• **YOUR INSTRUCTIONS**
Please quote the material exactly, every line of it.

• **LISTING**
"""

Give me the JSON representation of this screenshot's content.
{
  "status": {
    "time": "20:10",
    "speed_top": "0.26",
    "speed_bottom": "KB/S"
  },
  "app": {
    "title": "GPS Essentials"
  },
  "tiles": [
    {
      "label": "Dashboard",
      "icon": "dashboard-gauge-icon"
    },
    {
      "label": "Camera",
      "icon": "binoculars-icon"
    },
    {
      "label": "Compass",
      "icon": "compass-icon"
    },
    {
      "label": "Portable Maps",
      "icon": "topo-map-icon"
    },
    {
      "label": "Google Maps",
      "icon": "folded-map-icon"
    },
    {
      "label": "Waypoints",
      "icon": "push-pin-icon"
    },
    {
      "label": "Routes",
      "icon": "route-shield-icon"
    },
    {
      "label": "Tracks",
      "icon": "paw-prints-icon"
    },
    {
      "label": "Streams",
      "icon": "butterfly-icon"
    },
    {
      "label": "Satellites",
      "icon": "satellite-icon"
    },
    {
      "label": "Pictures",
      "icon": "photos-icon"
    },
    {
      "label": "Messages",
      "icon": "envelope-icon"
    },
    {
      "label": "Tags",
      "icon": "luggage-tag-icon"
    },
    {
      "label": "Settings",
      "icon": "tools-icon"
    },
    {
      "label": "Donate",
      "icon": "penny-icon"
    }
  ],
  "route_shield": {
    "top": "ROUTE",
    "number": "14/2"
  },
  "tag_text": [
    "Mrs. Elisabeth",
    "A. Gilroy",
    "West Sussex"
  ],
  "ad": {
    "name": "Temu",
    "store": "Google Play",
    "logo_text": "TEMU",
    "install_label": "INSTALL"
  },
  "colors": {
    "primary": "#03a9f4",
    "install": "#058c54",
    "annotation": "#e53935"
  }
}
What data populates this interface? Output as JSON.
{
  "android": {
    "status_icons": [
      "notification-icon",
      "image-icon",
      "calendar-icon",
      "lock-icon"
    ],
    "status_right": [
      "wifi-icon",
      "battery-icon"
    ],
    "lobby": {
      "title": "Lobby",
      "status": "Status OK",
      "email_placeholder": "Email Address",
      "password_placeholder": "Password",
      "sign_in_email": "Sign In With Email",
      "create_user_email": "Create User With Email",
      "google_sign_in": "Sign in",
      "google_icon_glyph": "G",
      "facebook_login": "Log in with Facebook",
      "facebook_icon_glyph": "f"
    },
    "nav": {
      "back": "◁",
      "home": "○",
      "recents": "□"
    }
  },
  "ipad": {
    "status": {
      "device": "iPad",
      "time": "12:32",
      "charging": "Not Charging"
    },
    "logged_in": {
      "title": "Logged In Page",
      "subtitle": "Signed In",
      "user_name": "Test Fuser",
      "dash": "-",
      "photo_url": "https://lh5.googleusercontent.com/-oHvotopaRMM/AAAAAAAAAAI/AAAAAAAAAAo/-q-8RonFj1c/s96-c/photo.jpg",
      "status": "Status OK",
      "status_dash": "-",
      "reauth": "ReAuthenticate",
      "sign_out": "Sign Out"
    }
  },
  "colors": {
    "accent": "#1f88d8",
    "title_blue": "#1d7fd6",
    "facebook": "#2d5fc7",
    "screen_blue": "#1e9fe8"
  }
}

"""

• **REPLY TO THE TASK**
Give me the JSON representation of this screenshot's content.
{
  "status": {
    "time": "20:10",
    "speed_top": "0.26",
    "speed_bottom": "KB/S"
  },
  "app": {
    "title": "GPS Essentials"
  },
  "tiles": [
    {
      "label": "Dashboard",
      "icon": "dashboard-gauge-icon"
    },
    {
      "label": "Camera",
      "icon": "binoculars-icon"
    },
    {
      "label": "Compass",
      "icon": "compass-icon"
    },
    {
      "label": "Portable Maps",
      "icon": "topo-map-icon"
    },
    {
      "label": "Google Maps",
      "icon": "folded-map-icon"
    },
    {
      "label": "Waypoints",
      "icon": "push-pin-icon"
    },
    {
      "label": "Routes",
      "icon": "route-shield-icon"
    },
    {
      "label": "Tracks",
      "icon": "paw-prints-icon"
    },
    {
      "label": "Streams",
      "icon": "butterfly-icon"
    },
    {
      "label": "Satellites",
      "icon": "satellite-icon"
    },
    {
      "label": "Pictures",
      "icon": "photos-icon"
    },
    {
      "label": "Messages",
      "icon": "envelope-icon"
    },
    {
      "label": "Tags",
      "icon": "luggage-tag-icon"
    },
    {
      "label": "Settings",
      "icon": "tools-icon"
    },
    {
      "label": "Donate",
      "icon": "penny-icon"
    }
  ],
  "route_shield": {
    "top": "ROUTE",
    "number": "14/2"
  },
  "tag_text": [
    "Mrs. Elisabeth",
    "A. Gilroy",
    "West Sussex"
  ],
  "ad": {
    "name": "Temu",
    "store": "Google Play",
    "logo_text": "TEMU",
    "install_label": "INSTALL"
  },
  "colors": {
    "primary": "#03a9f4",
    "install": "#058c54",
    "annotation": "#e53935"
  }
}
What data populates this interface? Output as JSON.
{
  "android": {
    "status_icons": [
      "notification-icon",
      "image-icon",
      "calendar-icon",
      "lock-icon"
    ],
    "status_right": [
      "wifi-icon",
      "battery-icon"
    ],
    "lobby": {
      "title": "Lobby",
      "status": "Status OK",
      "email_placeholder": "Email Address",
      "password_placeholder": "Password",
      "sign_in_email": "Sign In With Email",
      "create_user_email": "Create User With Email",
      "google_sign_in": "Sign in",
      "google_icon_glyph": "G",
      "facebook_login": "Log in with Facebook",
      "facebook_icon_glyph": "f"
    },
    "nav": {
      "back": "◁",
      "home": "○",
      "recents": "□"
    }
  },
  "ipad": {
    "status": {
      "device": "iPad",
      "time": "12:32",
      "charging": "Not Charging"
    },
    "logged_in": {
      "title": "Logged In Page",
      "subtitle": "Signed In",
      "user_name": "Test Fuser",
      "dash": "-",
      "photo_url": "https://lh5.googleusercontent.com/-oHvotopaRMM/AAAAAAAAAAI/AAAAAAAAAAo/-q-8RonFj1c/s96-c/photo.jpg",
      "status": "Status OK",
      "status_dash": "-",
      "reauth": "ReAuthenticate",
      "sign_out": "Sign Out"
    }
  },
  "colors": {
    "accent": "#1f88d8",
    "title_blue": "#1d7fd6",
    "facebook": "#2d5fc7",
    "screen_blue": "#1e9fe8"
  }
}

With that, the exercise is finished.